■ Challenge
All entries should be output exactly as they stand.

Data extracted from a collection
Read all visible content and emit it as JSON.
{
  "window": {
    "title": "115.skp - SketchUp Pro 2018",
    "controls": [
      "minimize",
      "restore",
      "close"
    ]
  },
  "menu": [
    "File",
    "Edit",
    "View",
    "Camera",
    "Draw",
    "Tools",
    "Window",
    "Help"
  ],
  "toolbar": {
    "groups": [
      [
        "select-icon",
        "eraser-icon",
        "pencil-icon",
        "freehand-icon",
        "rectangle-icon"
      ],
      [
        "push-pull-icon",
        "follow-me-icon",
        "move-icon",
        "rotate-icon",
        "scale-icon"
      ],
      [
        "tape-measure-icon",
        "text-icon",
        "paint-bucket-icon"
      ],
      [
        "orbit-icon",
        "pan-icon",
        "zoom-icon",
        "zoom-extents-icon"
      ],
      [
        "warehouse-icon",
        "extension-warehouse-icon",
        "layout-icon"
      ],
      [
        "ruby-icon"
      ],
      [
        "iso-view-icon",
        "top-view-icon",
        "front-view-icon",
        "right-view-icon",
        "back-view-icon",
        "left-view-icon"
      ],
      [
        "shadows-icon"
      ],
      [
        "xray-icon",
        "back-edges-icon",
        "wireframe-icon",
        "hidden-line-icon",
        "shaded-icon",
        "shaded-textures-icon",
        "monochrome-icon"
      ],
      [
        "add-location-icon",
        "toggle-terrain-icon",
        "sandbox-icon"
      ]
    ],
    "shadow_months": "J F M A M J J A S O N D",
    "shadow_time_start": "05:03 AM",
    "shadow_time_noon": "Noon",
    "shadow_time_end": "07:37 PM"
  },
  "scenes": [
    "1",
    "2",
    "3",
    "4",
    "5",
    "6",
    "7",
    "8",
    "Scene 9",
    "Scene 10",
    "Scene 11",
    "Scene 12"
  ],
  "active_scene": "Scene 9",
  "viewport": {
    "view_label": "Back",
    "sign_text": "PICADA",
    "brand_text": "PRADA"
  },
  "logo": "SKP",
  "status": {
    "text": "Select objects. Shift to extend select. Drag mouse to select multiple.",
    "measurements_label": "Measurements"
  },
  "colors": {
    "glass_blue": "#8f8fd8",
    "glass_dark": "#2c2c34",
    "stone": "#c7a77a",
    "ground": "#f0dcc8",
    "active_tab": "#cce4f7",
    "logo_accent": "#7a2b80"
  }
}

■ The output
Read all visible content and emit it as JSON.
{
  "window": {
    "title": "115.skp - SketchUp Pro 2018",
    "controls": [
      "minimize",
      "restore",
      "close"
    ]
  },
  "menu": [
    "File",
    "Edit",
    "View",
    "Camera",
    "Draw",
    "Tools",
    "Window",
    "Help"
  ],
  "toolbar": {
    "groups": [
      [
        "select-icon",
        "eraser-icon",
        "pencil-icon",
        "freehand-icon",
        "rectangle-icon"
      ],
      [
        "push-pull-icon",
        "follow-me-icon",
        "move-icon",
        "rotate-icon",
        "scale-icon"
      ],
      [
        "tape-measure-icon",
        "text-icon",
        "paint-bucket-icon"
      ],
      [
        "orbit-icon",
        "pan-icon",
        "zoom-icon",
        "zoom-extents-icon"
      ],
      [
        "warehouse-icon",
        "extension-warehouse-icon",
        "layout-icon"
      ],
      [
        "ruby-icon"
      ],
      [
        "iso-view-icon",
        "top-view-icon",
        "front-view-icon",
        "right-view-icon",
        "back-view-icon",
        "left-view-icon"
      ],
      [
        "shadows-icon"
      ],
      [
        "xray-icon",
        "back-edges-icon",
        "wireframe-icon",
        "hidden-line-icon",
        "shaded-icon",
        "shaded-textures-icon",
        "monochrome-icon"
      ],
      [
        "add-location-icon",
        "toggle-terrain-icon",
        "sandbox-icon"
      ]
    ],
    "shadow_months": "J F M A M J J A S O N D",
    "shadow_time_start": "05:03 AM",
    "shadow_time_noon": "Noon",
    "shadow_time_end": "07:37 PM"
  },
  "scenes": [
    "1",
    "2",
    "3",
    "4",
    "5",
    "6",
    "7",
    "8",
    "Scene 9",
    "Scene 10",
    "Scene 11",
    "Scene 12"
  ],
  "active_scene": "Scene 9",
  "viewport": {
    "view_label": "Back",
    "sign_text": "PICADA",
    "brand_text": "PRADA"
  },
  "logo": "SKP",
  "status": {
    "text": "Select objects. Shift to extend select. Drag mouse to select multiple.",
    "measurements_label": "Measurements"
  },
  "colors": {
    "glass_blue": "#8f8fd8",
    "glass_dark": "#2c2c34",
    "stone": "#c7a77a",
    "ground": "#f0dcc8",
    "active_tab": "#cce4f7",
    "logo_accent": "#7a2b80"
  }
}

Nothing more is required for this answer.